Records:
--- BEGIN ---
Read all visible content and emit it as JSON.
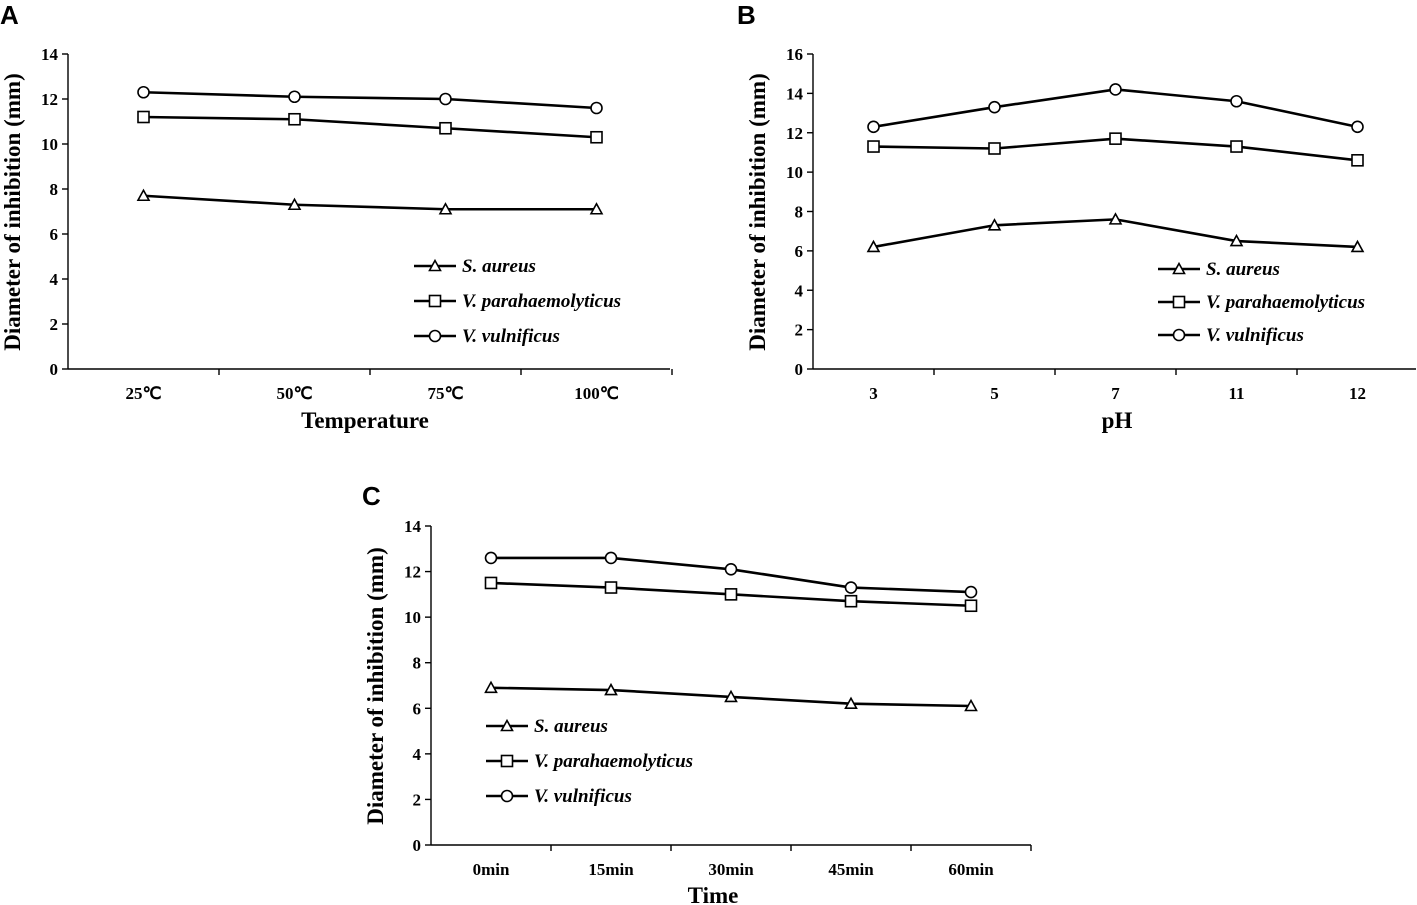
{
  "chart_data": [
    {
      "panel": "A",
      "type": "line",
      "categories": [
        "25℃",
        "50℃",
        "75℃",
        "100℃"
      ],
      "xlabel": "Temperature",
      "ylabel": "Diameter of inhibition (mm)",
      "ylim": [
        0,
        14
      ],
      "yticks": [
        "0",
        "2",
        "4",
        "6",
        "8",
        "10",
        "12",
        "14"
      ],
      "legend_position": "center-right",
      "series": [
        {
          "name": "S. aureus",
          "marker": "triangle",
          "values": [
            7.7,
            7.3,
            7.1,
            7.1
          ]
        },
        {
          "name": "V. parahaemolyticus",
          "marker": "square",
          "values": [
            11.2,
            11.1,
            10.7,
            10.3
          ]
        },
        {
          "name": "V. vulnificus",
          "marker": "circle",
          "values": [
            12.3,
            12.1,
            12.0,
            11.6
          ]
        }
      ]
    },
    {
      "panel": "B",
      "type": "line",
      "categories": [
        "3",
        "5",
        "7",
        "11",
        "12"
      ],
      "xlabel": "pH",
      "ylabel": "Diameter of inhibition (mm)",
      "ylim": [
        0,
        16
      ],
      "yticks": [
        "0",
        "2",
        "4",
        "6",
        "8",
        "10",
        "12",
        "14",
        "16"
      ],
      "legend_position": "bottom-right",
      "series": [
        {
          "name": "S. aureus",
          "marker": "triangle",
          "values": [
            6.2,
            7.3,
            7.6,
            6.5,
            6.2
          ]
        },
        {
          "name": "V. parahaemolyticus",
          "marker": "square",
          "values": [
            11.3,
            11.2,
            11.7,
            11.3,
            10.6
          ]
        },
        {
          "name": "V. vulnificus",
          "marker": "circle",
          "values": [
            12.3,
            13.3,
            14.2,
            13.6,
            12.3
          ]
        }
      ]
    },
    {
      "panel": "C",
      "type": "line",
      "categories": [
        "0min",
        "15min",
        "30min",
        "45min",
        "60min"
      ],
      "xlabel": "Time",
      "ylabel": "Diameter of inhibition (mm)",
      "ylim": [
        0,
        14
      ],
      "yticks": [
        "0",
        "2",
        "4",
        "6",
        "8",
        "10",
        "12",
        "14"
      ],
      "legend_position": "bottom-left",
      "series": [
        {
          "name": "S. aureus",
          "marker": "triangle",
          "values": [
            6.9,
            6.8,
            6.5,
            6.2,
            6.1
          ]
        },
        {
          "name": "V. parahaemolyticus",
          "marker": "square",
          "values": [
            11.5,
            11.3,
            11.0,
            10.7,
            10.5
          ]
        },
        {
          "name": "V. vulnificus",
          "marker": "circle",
          "values": [
            12.6,
            12.6,
            12.1,
            11.3,
            11.1
          ]
        }
      ]
    }
  ]
}
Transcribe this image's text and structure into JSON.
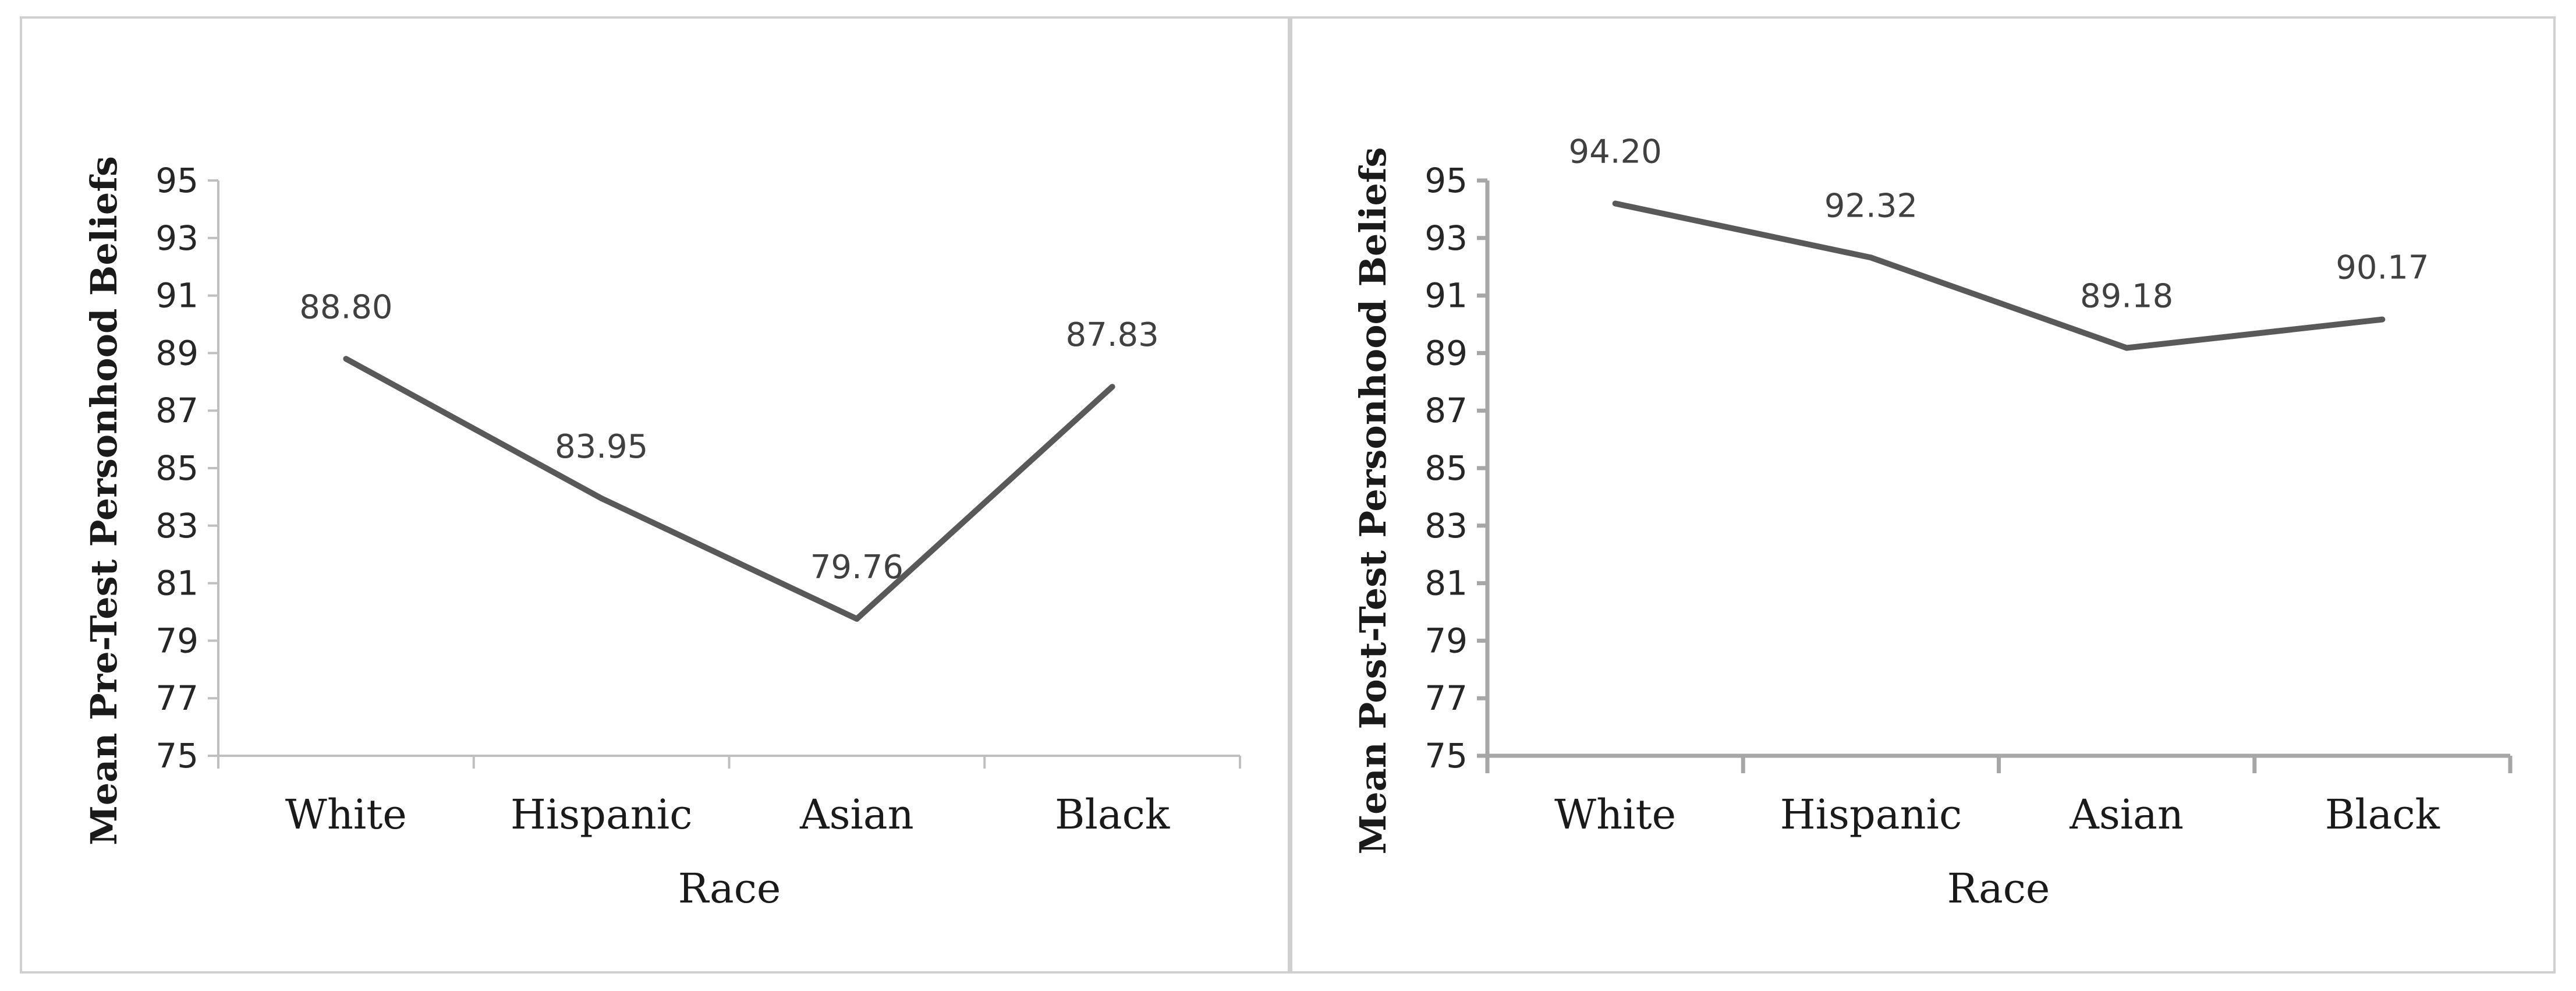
{
  "chart_data": [
    {
      "type": "line",
      "categories": [
        "White",
        "Hispanic",
        "Asian",
        "Black"
      ],
      "values": [
        88.8,
        83.95,
        79.76,
        87.83
      ],
      "data_labels": [
        "88.80",
        "83.95",
        "79.76",
        "87.83"
      ],
      "xlabel": "Race",
      "ylabel": "Mean Pre-Test Personhood Beliefs",
      "ylim": [
        75,
        95
      ],
      "yticks": [
        "75",
        "77",
        "79",
        "81",
        "83",
        "85",
        "87",
        "89",
        "91",
        "93",
        "95"
      ],
      "grid": false,
      "legend": "none",
      "color": "#595959"
    },
    {
      "type": "line",
      "categories": [
        "White",
        "Hispanic",
        "Asian",
        "Black"
      ],
      "values": [
        94.2,
        92.32,
        89.18,
        90.17
      ],
      "data_labels": [
        "94.20",
        "92.32",
        "89.18",
        "90.17"
      ],
      "xlabel": "Race",
      "ylabel": "Mean Post-Test Personhood Beliefs",
      "ylim": [
        75,
        95
      ],
      "yticks": [
        "75",
        "77",
        "79",
        "81",
        "83",
        "85",
        "87",
        "89",
        "91",
        "93",
        "95"
      ],
      "grid": false,
      "legend": "none",
      "color": "#595959"
    }
  ]
}
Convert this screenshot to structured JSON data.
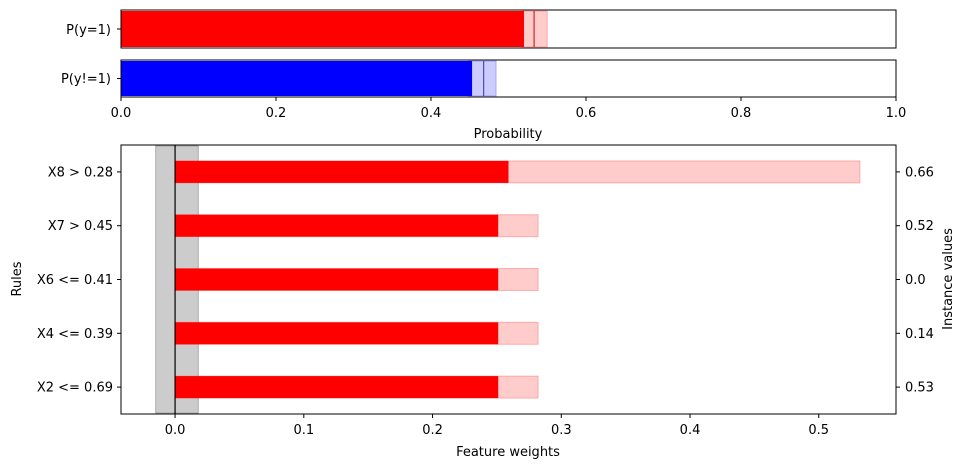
{
  "chart_data": [
    {
      "type": "bar",
      "orientation": "horizontal",
      "categories": [
        "P(y=1)",
        "P(y!=1)"
      ],
      "series": [
        {
          "values": [
            0.52,
            0.453
          ],
          "interval_low": [
            0.517,
            0.448
          ],
          "interval_high": [
            0.55,
            0.484
          ],
          "median_marker": [
            0.533,
            0.468
          ]
        }
      ],
      "xlabel": "Probability",
      "xlim": [
        0,
        1
      ],
      "xticks": [
        "0.0",
        "0.2",
        "0.4",
        "0.6",
        "0.8",
        "1.0"
      ],
      "colors": [
        "#ff0000",
        "#0000ff"
      ]
    },
    {
      "type": "bar",
      "orientation": "horizontal",
      "categories": [
        "X8 > 0.28",
        "X7 > 0.45",
        "X6 <= 0.41",
        "X4 <= 0.39",
        "X2 <= 0.69"
      ],
      "series": [
        {
          "values": [
            0.259,
            0.251,
            0.251,
            0.251,
            0.251
          ],
          "interval_high": [
            0.532,
            0.282,
            0.282,
            0.282,
            0.282
          ]
        }
      ],
      "baseline_band": [
        -0.015,
        0.018
      ],
      "xlabel": "Feature weights",
      "ylabel": "Rules",
      "y2label": "Instance values",
      "instance_values": [
        "0.66",
        "0.52",
        "0.0",
        "0.14",
        "0.53"
      ],
      "xlim": [
        -0.042,
        0.56
      ],
      "xticks": [
        "-0.1",
        "0.0",
        "0.1",
        "0.2",
        "0.3",
        "0.4",
        "0.5"
      ],
      "xtick_values": [
        -0.1,
        0.0,
        0.1,
        0.2,
        0.3,
        0.4,
        0.5
      ],
      "colors": [
        "#ff0000"
      ]
    }
  ]
}
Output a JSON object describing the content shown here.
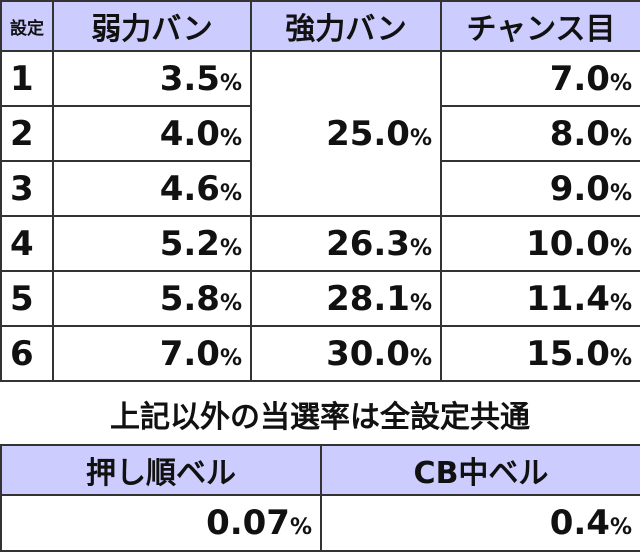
--- END ---
GIVEN PROBLEM:
All the material shown above is to be copied exactly, with no pictures carried over.

EXERCISE RESULT:
Read all visible content and emit it as JSON.
{
  "chart_data": [
    {
      "panel": "A",
      "type": "line",
      "categories": [
        "25℃",
        "50℃",
        "75℃",
        "100℃"
      ],
      "xlabel": "Temperature",
      "ylabel": "Diameter of inhibition (mm)",
      "ylim": [
        0,
        14
      ],
      "yticks": [
        "0",
        "2",
        "4",
        "6",
        "8",
        "10",
        "12",
        "14"
      ],
      "legend_position": "center-right",
      "series": [
        {
          "name": "S. aureus",
          "marker": "triangle",
          "values": [
            7.7,
            7.3,
            7.1,
            7.1
          ]
        },
        {
          "name": "V. parahaemolyticus",
          "marker": "square",
          "values": [
            11.2,
            11.1,
            10.7,
            10.3
          ]
        },
        {
          "name": "V. vulnificus",
          "marker": "circle",
          "values": [
            12.3,
            12.1,
            12.0,
            11.6
          ]
        }
      ]
    },
    {
      "panel": "B",
      "type": "line",
      "categories": [
        "3",
        "5",
        "7",
        "11",
        "12"
      ],
      "xlabel": "pH",
      "ylabel": "Diameter of inhibition (mm)",
      "ylim": [
        0,
        16
      ],
      "yticks": [
        "0",
        "2",
        "4",
        "6",
        "8",
        "10",
        "12",
        "14",
        "16"
      ],
      "legend_position": "bottom-right",
      "series": [
        {
          "name": "S. aureus",
          "marker": "triangle",
          "values": [
            6.2,
            7.3,
            7.6,
            6.5,
            6.2
          ]
        },
        {
          "name": "V. parahaemolyticus",
          "marker": "square",
          "values": [
            11.3,
            11.2,
            11.7,
            11.3,
            10.6
          ]
        },
        {
          "name": "V. vulnificus",
          "marker": "circle",
          "values": [
            12.3,
            13.3,
            14.2,
            13.6,
            12.3
          ]
        }
      ]
    },
    {
      "panel": "C",
      "type": "line",
      "categories": [
        "0min",
        "15min",
        "30min",
        "45min",
        "60min"
      ],
      "xlabel": "Time",
      "ylabel": "Diameter of inhibition (mm)",
      "ylim": [
        0,
        14
      ],
      "yticks": [
        "0",
        "2",
        "4",
        "6",
        "8",
        "10",
        "12",
        "14"
      ],
      "legend_position": "bottom-left",
      "series": [
        {
          "name": "S. aureus",
          "marker": "triangle",
          "values": [
            6.9,
            6.8,
            6.5,
            6.2,
            6.1
          ]
        },
        {
          "name": "V. parahaemolyticus",
          "marker": "square",
          "values": [
            11.5,
            11.3,
            11.0,
            10.7,
            10.5
          ]
        },
        {
          "name": "V. vulnificus",
          "marker": "circle",
          "values": [
            12.6,
            12.6,
            12.1,
            11.3,
            11.1
          ]
        }
      ]
    }
  ]
}
Transcribe this image's text and structure into JSON.
{
  "chart_data": [
    {
      "type": "line",
      "categories": [
        "White",
        "Hispanic",
        "Asian",
        "Black"
      ],
      "values": [
        88.8,
        83.95,
        79.76,
        87.83
      ],
      "data_labels": [
        "88.80",
        "83.95",
        "79.76",
        "87.83"
      ],
      "xlabel": "Race",
      "ylabel": "Mean Pre-Test Personhood Beliefs",
      "ylim": [
        75,
        95
      ],
      "yticks": [
        "75",
        "77",
        "79",
        "81",
        "83",
        "85",
        "87",
        "89",
        "91",
        "93",
        "95"
      ],
      "grid": false,
      "legend": "none",
      "color": "#595959"
    },
    {
      "type": "line",
      "categories": [
        "White",
        "Hispanic",
        "Asian",
        "Black"
      ],
      "values": [
        94.2,
        92.32,
        89.18,
        90.17
      ],
      "data_labels": [
        "94.20",
        "92.32",
        "89.18",
        "90.17"
      ],
      "xlabel": "Race",
      "ylabel": "Mean Post-Test Personhood Beliefs",
      "ylim": [
        75,
        95
      ],
      "yticks": [
        "75",
        "77",
        "79",
        "81",
        "83",
        "85",
        "87",
        "89",
        "91",
        "93",
        "95"
      ],
      "grid": false,
      "legend": "none",
      "color": "#595959"
    }
  ]
}
Convert this screenshot to structured JSON data.
{
  "chart_data": [
    {
      "type": "bar",
      "orientation": "horizontal",
      "categories": [
        "P(y=1)",
        "P(y!=1)"
      ],
      "series": [
        {
          "values": [
            0.52,
            0.453
          ],
          "interval_low": [
            0.517,
            0.448
          ],
          "interval_high": [
            0.55,
            0.484
          ],
          "median_marker": [
            0.533,
            0.468
          ]
        }
      ],
      "xlabel": "Probability",
      "xlim": [
        0,
        1
      ],
      "xticks": [
        "0.0",
        "0.2",
        "0.4",
        "0.6",
        "0.8",
        "1.0"
      ],
      "colors": [
        "#ff0000",
        "#0000ff"
      ]
    },
    {
      "type": "bar",
      "orientation": "horizontal",
      "categories": [
        "X8 > 0.28",
        "X7 > 0.45",
        "X6 <= 0.41",
        "X4 <= 0.39",
        "X2 <= 0.69"
      ],
      "series": [
        {
          "values": [
            0.259,
            0.251,
            0.251,
            0.251,
            0.251
          ],
          "interval_high": [
            0.532,
            0.282,
            0.282,
            0.282,
            0.282
          ]
        }
      ],
      "baseline_band": [
        -0.015,
        0.018
      ],
      "xlabel": "Feature weights",
      "ylabel": "Rules",
      "y2label": "Instance values",
      "instance_values": [
        "0.66",
        "0.52",
        "0.0",
        "0.14",
        "0.53"
      ],
      "xlim": [
        -0.042,
        0.56
      ],
      "xticks": [
        "-0.1",
        "0.0",
        "0.1",
        "0.2",
        "0.3",
        "0.4",
        "0.5"
      ],
      "xtick_values": [
        -0.1,
        0.0,
        0.1,
        0.2,
        0.3,
        0.4,
        0.5
      ],
      "colors": [
        "#ff0000"
      ]
    }
  ]
}
Output a JSON object describing the content shown here.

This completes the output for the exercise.